To be done.
Write out the material again word for word, dropping any images it holds.

Extracted information.
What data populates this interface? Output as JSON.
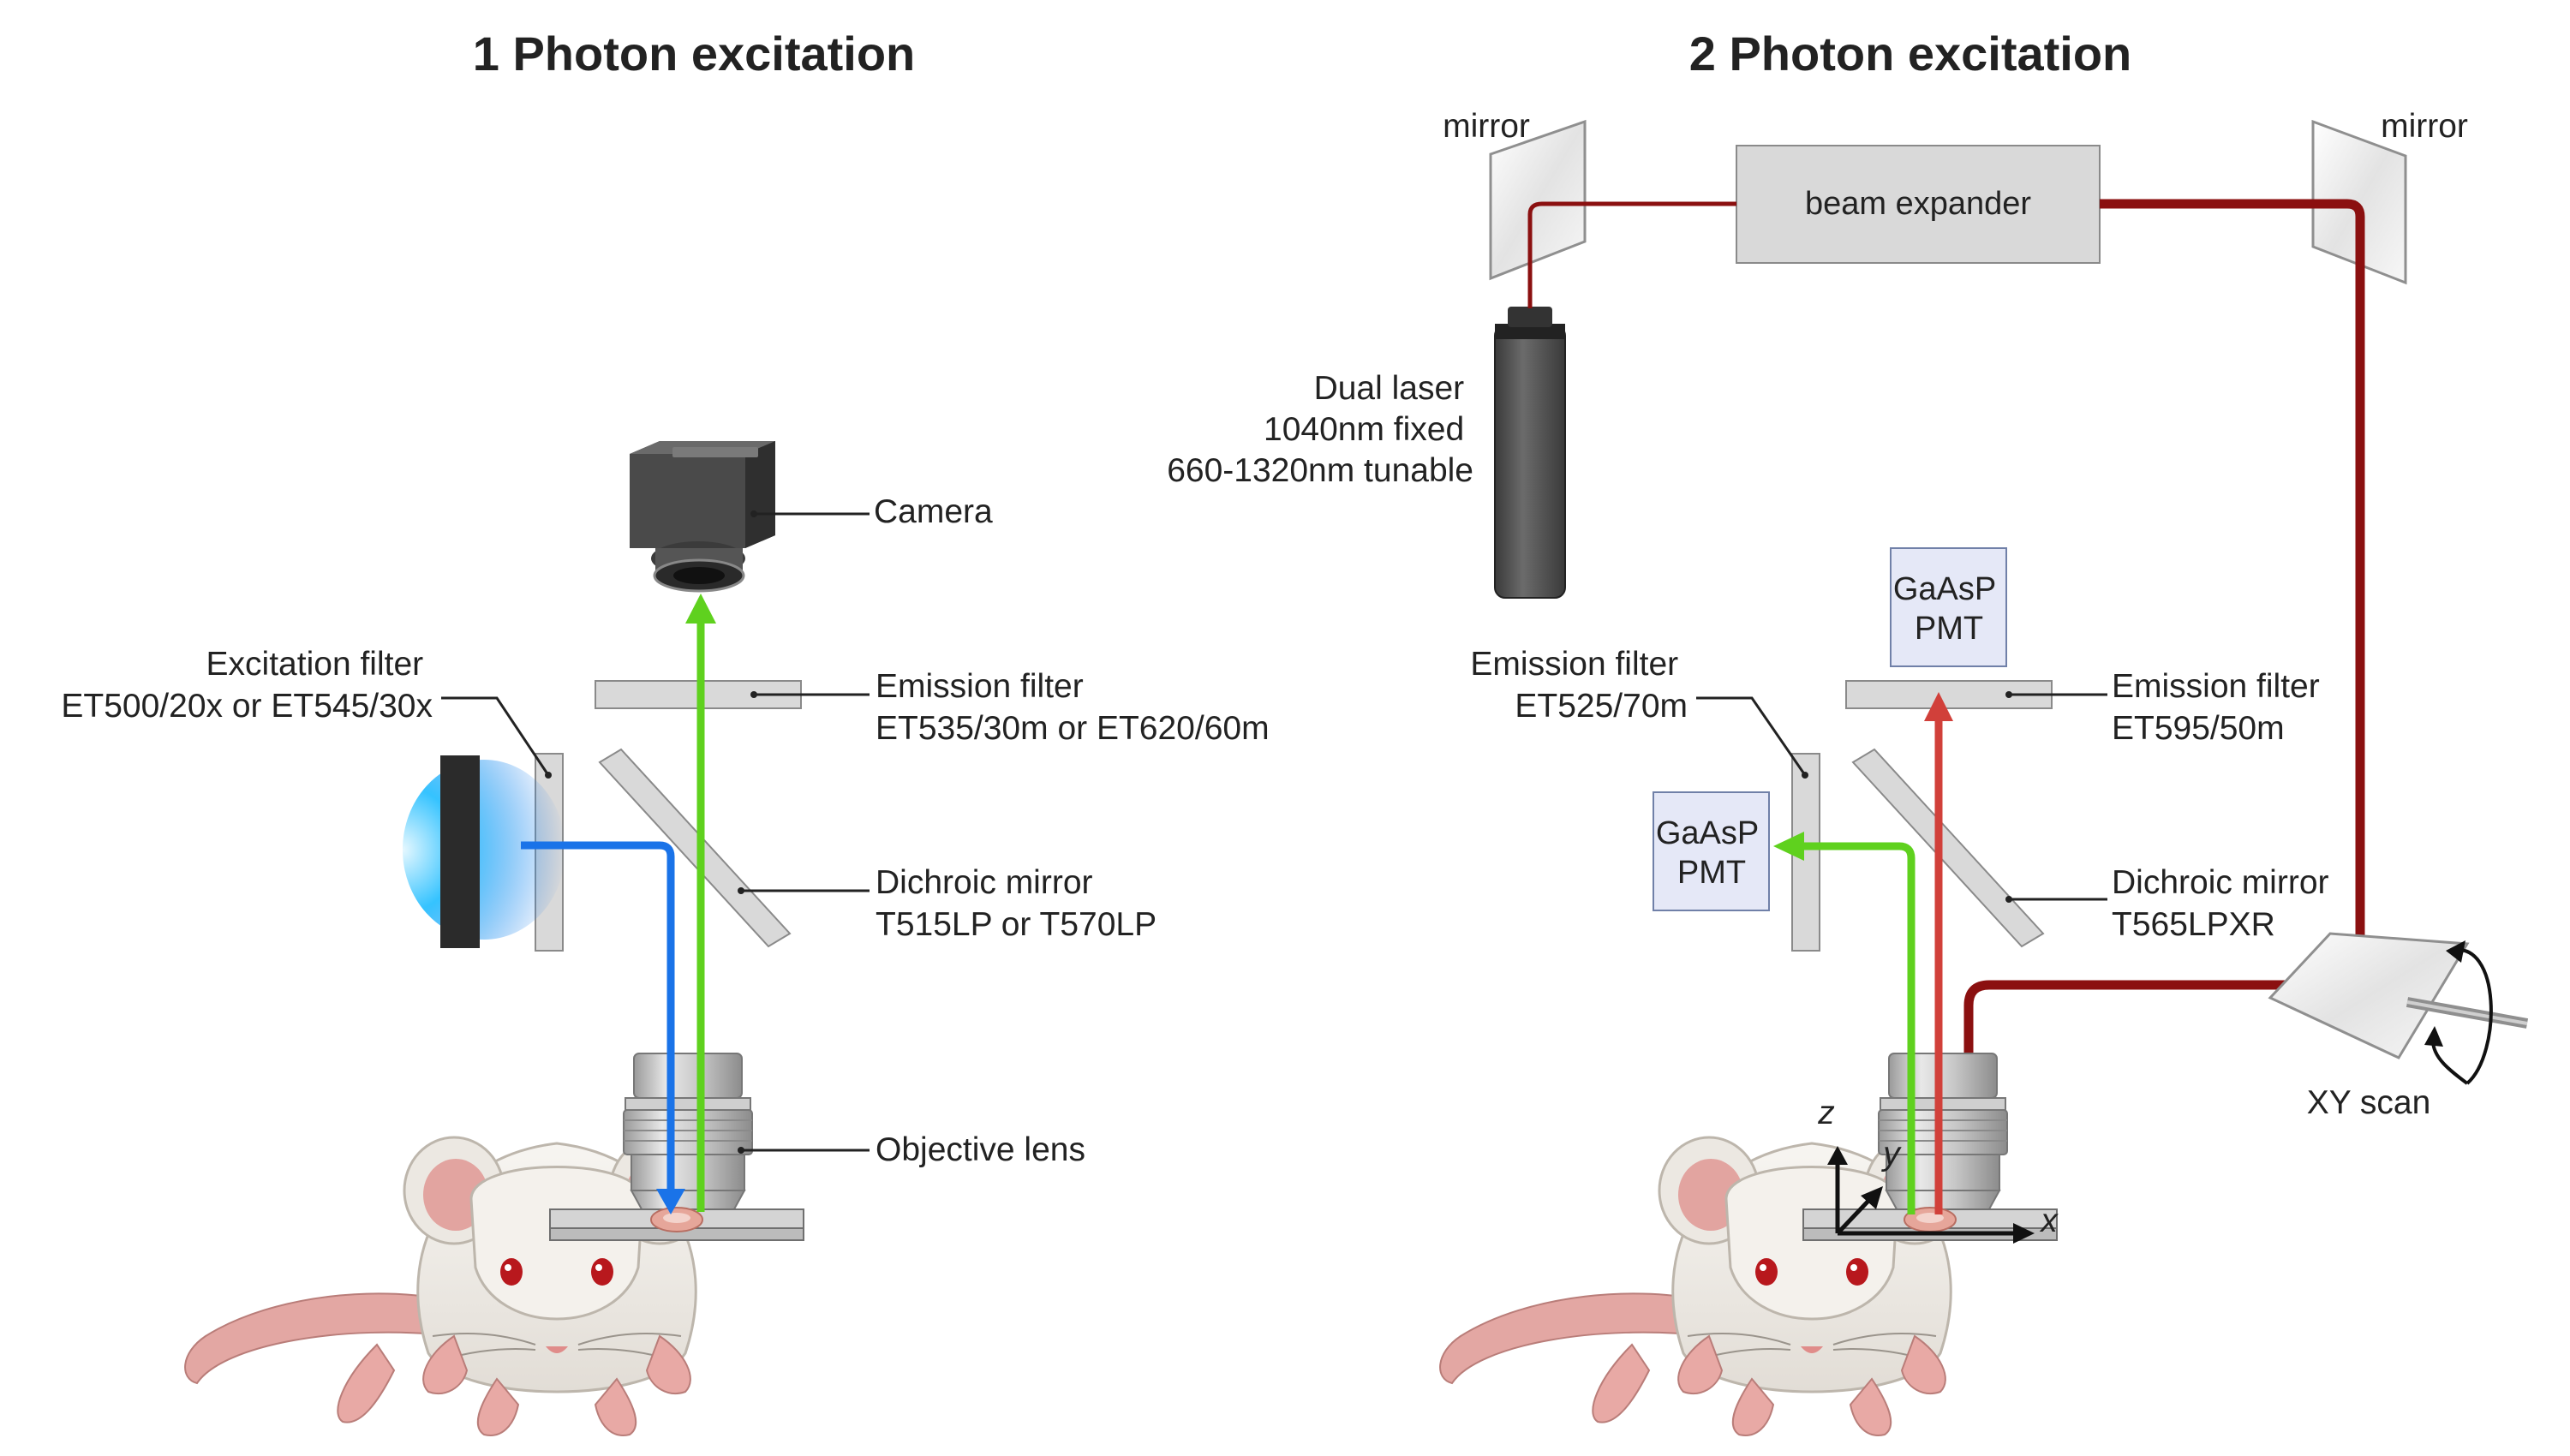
{
  "titles": {
    "one_photon": "1 Photon excitation",
    "two_photon": "2 Photon excitation"
  },
  "one_photon": {
    "camera": "Camera",
    "excitation_filter": {
      "line1": "Excitation filter",
      "line2": "ET500/20x or ET545/30x"
    },
    "emission_filter": {
      "line1": "Emission filter",
      "line2": "ET535/30m or ET620/60m"
    },
    "dichroic_mirror": {
      "line1": "Dichroic mirror",
      "line2": "T515LP or T570LP"
    },
    "objective_lens": "Objective lens"
  },
  "two_photon": {
    "mirror_left": "mirror",
    "mirror_right": "mirror",
    "beam_expander": "beam expander",
    "laser": {
      "line1": "Dual laser",
      "line2": "1040nm fixed",
      "line3": "660-1320nm tunable"
    },
    "pmt_top": {
      "line1": "GaAsP",
      "line2": "PMT"
    },
    "pmt_left": {
      "line1": "GaAsP",
      "line2": "PMT"
    },
    "emission_filter_left": {
      "line1": "Emission filter",
      "line2": "ET525/70m"
    },
    "emission_filter_right": {
      "line1": "Emission filter",
      "line2": "ET595/50m"
    },
    "dichroic_mirror": {
      "line1": "Dichroic mirror",
      "line2": "T565LPXR"
    },
    "xy_scan": "XY scan",
    "axes": {
      "x": "x",
      "y": "y",
      "z": "z"
    }
  },
  "colors": {
    "blue_beam": "#1a73e8",
    "green_beam": "#5fd11e",
    "red_beam": "#d1403a",
    "dark_red_beam": "#8b1010",
    "filter_gray": "#d9d9d9",
    "pmt_fill": "#e5e8f7"
  }
}
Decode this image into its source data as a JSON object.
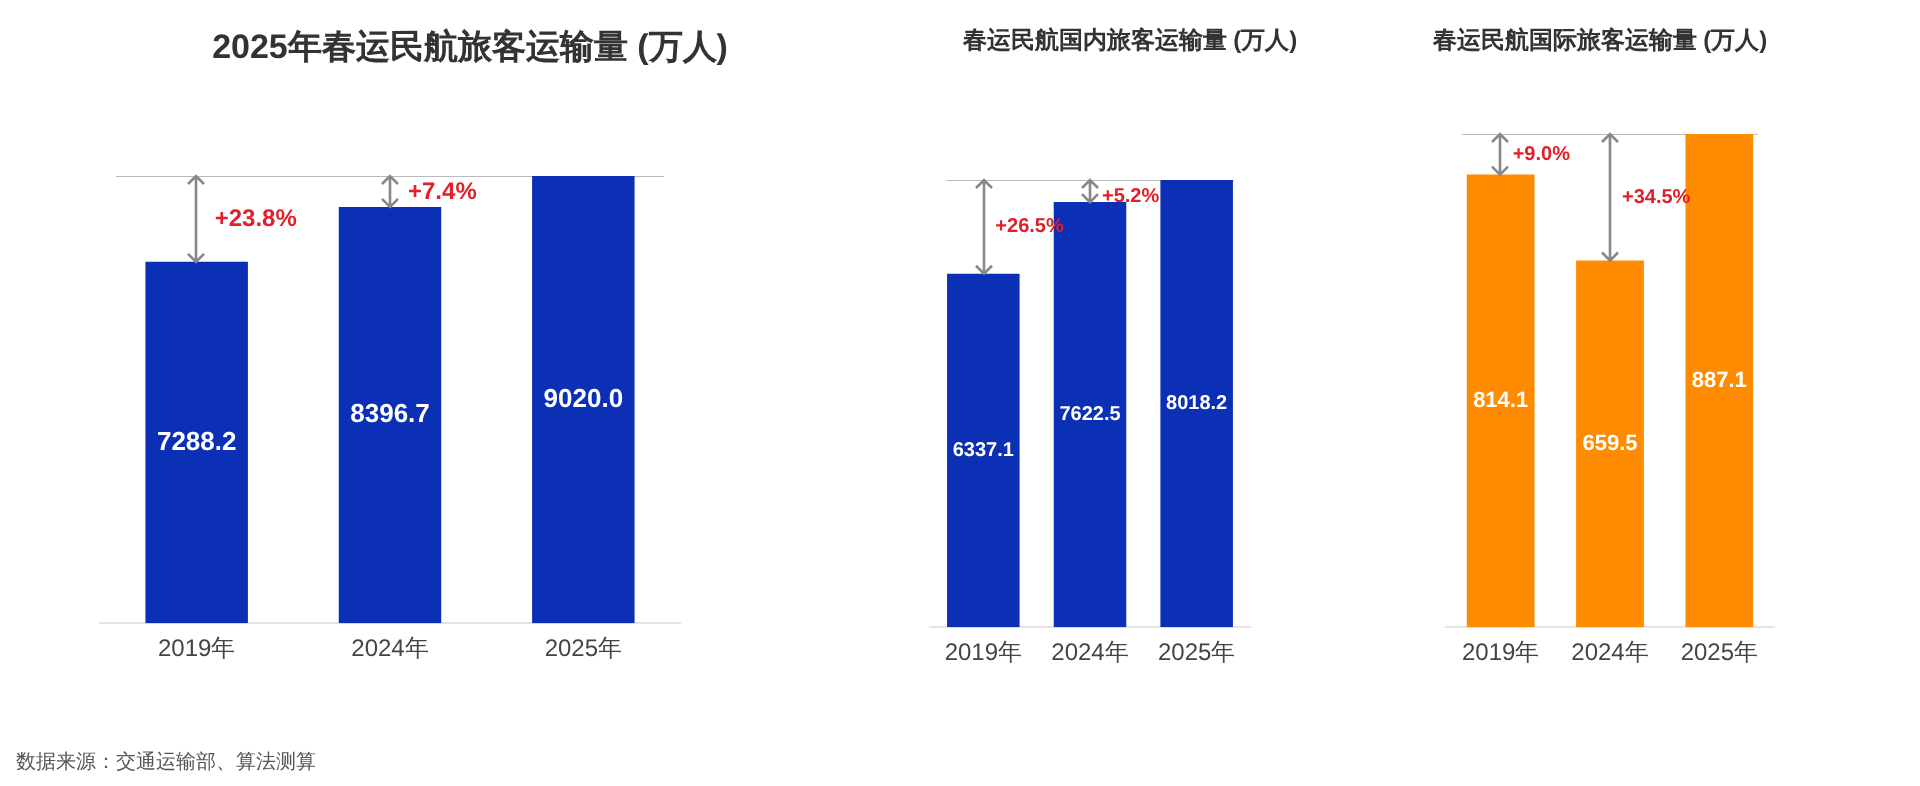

Complete answer.
What data populates this interface? Output as JSON.
{
  "titles": {
    "one_photon": "1 Photon excitation",
    "two_photon": "2 Photon excitation"
  },
  "one_photon": {
    "camera": "Camera",
    "excitation_filter": {
      "line1": "Excitation filter",
      "line2": "ET500/20x or ET545/30x"
    },
    "emission_filter": {
      "line1": "Emission filter",
      "line2": "ET535/30m or ET620/60m"
    },
    "dichroic_mirror": {
      "line1": "Dichroic mirror",
      "line2": "T515LP or T570LP"
    },
    "objective_lens": "Objective lens"
  },
  "two_photon": {
    "mirror_left": "mirror",
    "mirror_right": "mirror",
    "beam_expander": "beam expander",
    "laser": {
      "line1": "Dual laser",
      "line2": "1040nm fixed",
      "line3": "660-1320nm tunable"
    },
    "pmt_top": {
      "line1": "GaAsP",
      "line2": "PMT"
    },
    "pmt_left": {
      "line1": "GaAsP",
      "line2": "PMT"
    },
    "emission_filter_left": {
      "line1": "Emission filter",
      "line2": "ET525/70m"
    },
    "emission_filter_right": {
      "line1": "Emission filter",
      "line2": "ET595/50m"
    },
    "dichroic_mirror": {
      "line1": "Dichroic mirror",
      "line2": "T565LPXR"
    },
    "xy_scan": "XY scan",
    "axes": {
      "x": "x",
      "y": "y",
      "z": "z"
    }
  },
  "colors": {
    "blue_beam": "#1a73e8",
    "green_beam": "#5fd11e",
    "red_beam": "#d1403a",
    "dark_red_beam": "#8b1010",
    "filter_gray": "#d9d9d9",
    "pmt_fill": "#e5e8f7"
  }
}
Decode this image into its source data as a JSON object.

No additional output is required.